### Your objective
Every line of the material below should be repeated exactly.

===============

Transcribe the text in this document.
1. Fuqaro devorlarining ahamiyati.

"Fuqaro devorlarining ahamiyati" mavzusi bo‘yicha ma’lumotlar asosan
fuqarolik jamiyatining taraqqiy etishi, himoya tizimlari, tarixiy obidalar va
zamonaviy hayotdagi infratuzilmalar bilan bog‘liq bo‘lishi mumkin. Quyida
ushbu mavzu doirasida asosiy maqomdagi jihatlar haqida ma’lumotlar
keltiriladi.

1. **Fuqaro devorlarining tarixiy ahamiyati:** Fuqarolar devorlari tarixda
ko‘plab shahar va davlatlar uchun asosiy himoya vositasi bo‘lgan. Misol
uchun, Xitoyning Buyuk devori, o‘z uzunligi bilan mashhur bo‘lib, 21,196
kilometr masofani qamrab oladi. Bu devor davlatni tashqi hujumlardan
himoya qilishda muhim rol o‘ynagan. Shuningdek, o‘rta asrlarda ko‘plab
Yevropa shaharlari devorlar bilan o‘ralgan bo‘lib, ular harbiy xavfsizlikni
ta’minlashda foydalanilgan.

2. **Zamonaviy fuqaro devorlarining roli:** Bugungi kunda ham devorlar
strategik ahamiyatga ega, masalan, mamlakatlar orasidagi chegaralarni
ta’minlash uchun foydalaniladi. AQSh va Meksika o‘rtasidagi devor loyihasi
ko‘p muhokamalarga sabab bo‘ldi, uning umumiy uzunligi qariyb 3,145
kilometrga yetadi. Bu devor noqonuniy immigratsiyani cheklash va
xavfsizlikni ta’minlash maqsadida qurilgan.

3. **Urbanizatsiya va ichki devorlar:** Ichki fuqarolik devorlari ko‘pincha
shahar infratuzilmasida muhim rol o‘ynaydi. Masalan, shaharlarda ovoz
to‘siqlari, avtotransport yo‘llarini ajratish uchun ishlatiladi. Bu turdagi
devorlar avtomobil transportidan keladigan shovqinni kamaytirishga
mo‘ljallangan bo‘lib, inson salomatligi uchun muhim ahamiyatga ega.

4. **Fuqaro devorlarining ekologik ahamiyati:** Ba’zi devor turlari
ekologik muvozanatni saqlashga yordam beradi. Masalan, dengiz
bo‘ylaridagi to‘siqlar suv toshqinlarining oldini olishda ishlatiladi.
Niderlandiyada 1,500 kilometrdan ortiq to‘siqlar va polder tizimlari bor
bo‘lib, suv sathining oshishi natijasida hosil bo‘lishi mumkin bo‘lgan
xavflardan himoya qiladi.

===============

### Response to the exercise
Transcribe the text in this document.
1. Fuqaro devorlarining ahamiyati.

"Fuqaro devorlarining ahamiyati" mavzusi bo‘yicha ma’lumotlar asosan
fuqarolik jamiyatining taraqqiy etishi, himoya tizimlari, tarixiy obidalar va
zamonaviy hayotdagi infratuzilmalar bilan bog‘liq bo‘lishi mumkin. Quyida
ushbu mavzu doirasida asosiy maqomdagi jihatlar haqida ma’lumotlar
keltiriladi.

1. **Fuqaro devorlarining tarixiy ahamiyati:** Fuqarolar devorlari tarixda
ko‘plab shahar va davlatlar uchun asosiy himoya vositasi bo‘lgan. Misol
uchun, Xitoyning Buyuk devori, o‘z uzunligi bilan mashhur bo‘lib, 21,196
kilometr masofani qamrab oladi. Bu devor davlatni tashqi hujumlardan
himoya qilishda muhim rol o‘ynagan. Shuningdek, o‘rta asrlarda ko‘plab
Yevropa shaharlari devorlar bilan o‘ralgan bo‘lib, ular harbiy xavfsizlikni
ta’minlashda foydalanilgan.

2. **Zamonaviy fuqaro devorlarining roli:** Bugungi kunda ham devorlar
strategik ahamiyatga ega, masalan, mamlakatlar orasidagi chegaralarni
ta’minlash uchun foydalaniladi. AQSh va Meksika o‘rtasidagi devor loyihasi
ko‘p muhokamalarga sabab bo‘ldi, uning umumiy uzunligi qariyb 3,145
kilometrga yetadi. Bu devor noqonuniy immigratsiyani cheklash va
xavfsizlikni ta’minlash maqsadida qurilgan.

3. **Urbanizatsiya va ichki devorlar:** Ichki fuqarolik devorlari ko‘pincha
shahar infratuzilmasida muhim rol o‘ynaydi. Masalan, shaharlarda ovoz
to‘siqlari, avtotransport yo‘llarini ajratish uchun ishlatiladi. Bu turdagi
devorlar avtomobil transportidan keladigan shovqinni kamaytirishga
mo‘ljallangan bo‘lib, inson salomatligi uchun muhim ahamiyatga ega.

4. **Fuqaro devorlarining ekologik ahamiyati:** Ba’zi devor turlari
ekologik muvozanatni saqlashga yordam beradi. Masalan, dengiz
bo‘ylaridagi to‘siqlar suv toshqinlarining oldini olishda ishlatiladi.
Niderlandiyada 1,500 kilometrdan ortiq to‘siqlar va polder tizimlari bor
bo‘lib, suv sathining oshishi natijasida hosil bo‘lishi mumkin bo‘lgan
xavflardan himoya qiladi.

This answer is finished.